- Supplied data:
====

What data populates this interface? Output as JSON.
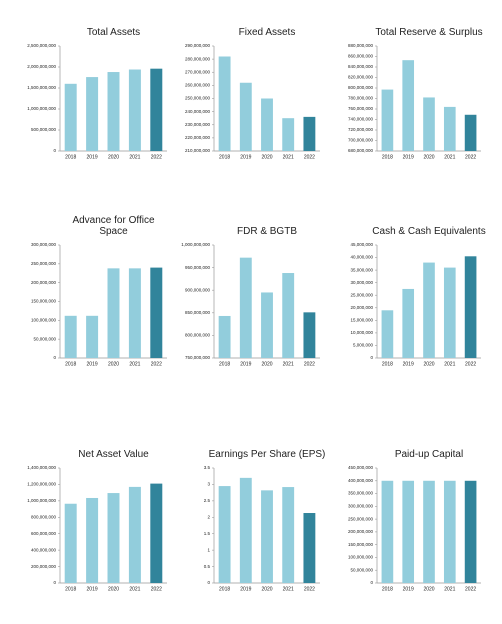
{
  "chart_data": [
    {
      "type": "bar",
      "title": "Total Assets",
      "categories": [
        "2018",
        "2019",
        "2020",
        "2021",
        "2022"
      ],
      "values": [
        1600000000,
        1760000000,
        1880000000,
        1940000000,
        1960000000
      ],
      "colors": [
        "#92cddc",
        "#92cddc",
        "#92cddc",
        "#92cddc",
        "#31849b"
      ],
      "ylim": [
        0,
        2500000000
      ],
      "yticks": [
        0,
        {
          "value": 500000000,
          "label": "500,000,000"
        },
        {
          "value": 1000000000,
          "label": "1,000,000,000"
        },
        {
          "value": 1500000000,
          "label": "1,500,000,000"
        },
        {
          "value": 2000000000,
          "label": "2,000,000,000"
        },
        {
          "value": 2500000000,
          "label": "2,500,000,000"
        }
      ]
    },
    {
      "type": "bar",
      "title": "Fixed Assets",
      "categories": [
        "2018",
        "2019",
        "2020",
        "2021",
        "2022"
      ],
      "values": [
        282000000,
        262000000,
        250000000,
        235000000,
        236000000
      ],
      "colors": [
        "#92cddc",
        "#92cddc",
        "#92cddc",
        "#92cddc",
        "#31849b"
      ],
      "ylim": [
        210000000,
        290000000
      ],
      "yticks": [
        {
          "value": 210000000,
          "label": "210,000,000"
        },
        {
          "value": 220000000,
          "label": "220,000,000"
        },
        {
          "value": 230000000,
          "label": "230,000,000"
        },
        {
          "value": 240000000,
          "label": "240,000,000"
        },
        {
          "value": 250000000,
          "label": "250,000,000"
        },
        {
          "value": 260000000,
          "label": "260,000,000"
        },
        {
          "value": 270000000,
          "label": "270,000,000"
        },
        {
          "value": 280000000,
          "label": "280,000,000"
        },
        {
          "value": 290000000,
          "label": "290,000,000"
        }
      ]
    },
    {
      "type": "bar",
      "title": "Total Reserve & Surplus",
      "categories": [
        "2018",
        "2019",
        "2020",
        "2021",
        "2022"
      ],
      "values": [
        797000000,
        853000000,
        782000000,
        764000000,
        749000000
      ],
      "colors": [
        "#92cddc",
        "#92cddc",
        "#92cddc",
        "#92cddc",
        "#31849b"
      ],
      "ylim": [
        680000000,
        880000000
      ],
      "yticks": [
        {
          "value": 680000000,
          "label": "680,000,000"
        },
        {
          "value": 700000000,
          "label": "700,000,000"
        },
        {
          "value": 720000000,
          "label": "720,000,000"
        },
        {
          "value": 740000000,
          "label": "740,000,000"
        },
        {
          "value": 760000000,
          "label": "760,000,000"
        },
        {
          "value": 780000000,
          "label": "780,000,000"
        },
        {
          "value": 800000000,
          "label": "800,000,000"
        },
        {
          "value": 820000000,
          "label": "820,000,000"
        },
        {
          "value": 840000000,
          "label": "840,000,000"
        },
        {
          "value": 860000000,
          "label": "860,000,000"
        },
        {
          "value": 880000000,
          "label": "880,000,000"
        }
      ]
    },
    {
      "type": "bar",
      "title": "Advance for Office Space",
      "categories": [
        "2018",
        "2019",
        "2020",
        "2021",
        "2022"
      ],
      "values": [
        112000000,
        112000000,
        238000000,
        238000000,
        240000000
      ],
      "colors": [
        "#92cddc",
        "#92cddc",
        "#92cddc",
        "#92cddc",
        "#31849b"
      ],
      "ylim": [
        0,
        300000000
      ],
      "yticks": [
        0,
        {
          "value": 50000000,
          "label": "50,000,000"
        },
        {
          "value": 100000000,
          "label": "100,000,000"
        },
        {
          "value": 150000000,
          "label": "150,000,000"
        },
        {
          "value": 200000000,
          "label": "200,000,000"
        },
        {
          "value": 250000000,
          "label": "250,000,000"
        },
        {
          "value": 300000000,
          "label": "300,000,000"
        }
      ]
    },
    {
      "type": "bar",
      "title": "FDR & BGTB",
      "categories": [
        "2018",
        "2019",
        "2020",
        "2021",
        "2022"
      ],
      "values": [
        843000000,
        972000000,
        895000000,
        938000000,
        851000000
      ],
      "colors": [
        "#92cddc",
        "#92cddc",
        "#92cddc",
        "#92cddc",
        "#31849b"
      ],
      "ylim": [
        750000000,
        1000000000
      ],
      "yticks": [
        {
          "value": 750000000,
          "label": "750,000,000"
        },
        {
          "value": 800000000,
          "label": "800,000,000"
        },
        {
          "value": 850000000,
          "label": "850,000,000"
        },
        {
          "value": 900000000,
          "label": "900,000,000"
        },
        {
          "value": 950000000,
          "label": "950,000,000"
        },
        {
          "value": 1000000000,
          "label": "1,000,000,000"
        }
      ]
    },
    {
      "type": "bar",
      "title": "Cash & Cash Equivalents",
      "categories": [
        "2018",
        "2019",
        "2020",
        "2021",
        "2022"
      ],
      "values": [
        19000000,
        27500000,
        38000000,
        36000000,
        40500000
      ],
      "colors": [
        "#92cddc",
        "#92cddc",
        "#92cddc",
        "#92cddc",
        "#31849b"
      ],
      "ylim": [
        0,
        45000000
      ],
      "yticks": [
        0,
        {
          "value": 5000000,
          "label": "5,000,000"
        },
        {
          "value": 10000000,
          "label": "10,000,000"
        },
        {
          "value": 15000000,
          "label": "15,000,000"
        },
        {
          "value": 20000000,
          "label": "20,000,000"
        },
        {
          "value": 25000000,
          "label": "25,000,000"
        },
        {
          "value": 30000000,
          "label": "30,000,000"
        },
        {
          "value": 35000000,
          "label": "35,000,000"
        },
        {
          "value": 40000000,
          "label": "40,000,000"
        },
        {
          "value": 45000000,
          "label": "45,000,000"
        }
      ]
    },
    {
      "type": "bar",
      "title": "Net Asset Value",
      "categories": [
        "2018",
        "2019",
        "2020",
        "2021",
        "2022"
      ],
      "values": [
        965000000,
        1035000000,
        1095000000,
        1170000000,
        1210000000
      ],
      "colors": [
        "#92cddc",
        "#92cddc",
        "#92cddc",
        "#92cddc",
        "#31849b"
      ],
      "ylim": [
        0,
        1400000000
      ],
      "yticks": [
        0,
        {
          "value": 200000000,
          "label": "200,000,000"
        },
        {
          "value": 400000000,
          "label": "400,000,000"
        },
        {
          "value": 600000000,
          "label": "600,000,000"
        },
        {
          "value": 800000000,
          "label": "800,000,000"
        },
        {
          "value": 1000000000,
          "label": "1,000,000,000"
        },
        {
          "value": 1200000000,
          "label": "1,200,000,000"
        },
        {
          "value": 1400000000,
          "label": "1,400,000,000"
        }
      ]
    },
    {
      "type": "bar",
      "title": "Earnings Per Share (EPS)",
      "categories": [
        "2018",
        "2019",
        "2020",
        "2021",
        "2022"
      ],
      "values": [
        2.95,
        3.2,
        2.82,
        2.92,
        2.13
      ],
      "colors": [
        "#92cddc",
        "#92cddc",
        "#92cddc",
        "#92cddc",
        "#31849b"
      ],
      "ylim": [
        0,
        3.5
      ],
      "yticks": [
        0,
        0.5,
        1,
        1.5,
        2,
        2.5,
        3,
        3.5
      ]
    },
    {
      "type": "bar",
      "title": "Paid-up Capital",
      "categories": [
        "2018",
        "2019",
        "2020",
        "2021",
        "2022"
      ],
      "values": [
        400000000,
        400000000,
        400000000,
        400000000,
        400000000
      ],
      "colors": [
        "#92cddc",
        "#92cddc",
        "#92cddc",
        "#92cddc",
        "#31849b"
      ],
      "ylim": [
        0,
        450000000
      ],
      "yticks": [
        0,
        {
          "value": 50000000,
          "label": "50,000,000"
        },
        {
          "value": 100000000,
          "label": "100,000,000"
        },
        {
          "value": 150000000,
          "label": "150,000,000"
        },
        {
          "value": 200000000,
          "label": "200,000,000"
        },
        {
          "value": 250000000,
          "label": "250,000,000"
        },
        {
          "value": 300000000,
          "label": "300,000,000"
        },
        {
          "value": 350000000,
          "label": "350,000,000"
        },
        {
          "value": 400000000,
          "label": "400,000,000"
        },
        {
          "value": 450000000,
          "label": "450,000,000"
        }
      ]
    }
  ]
}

====

- Short task: Using the entries above, return each line that includes the word "Assets".

- Task output:
      "title": "Total Assets",
      "title": "Fixed Assets",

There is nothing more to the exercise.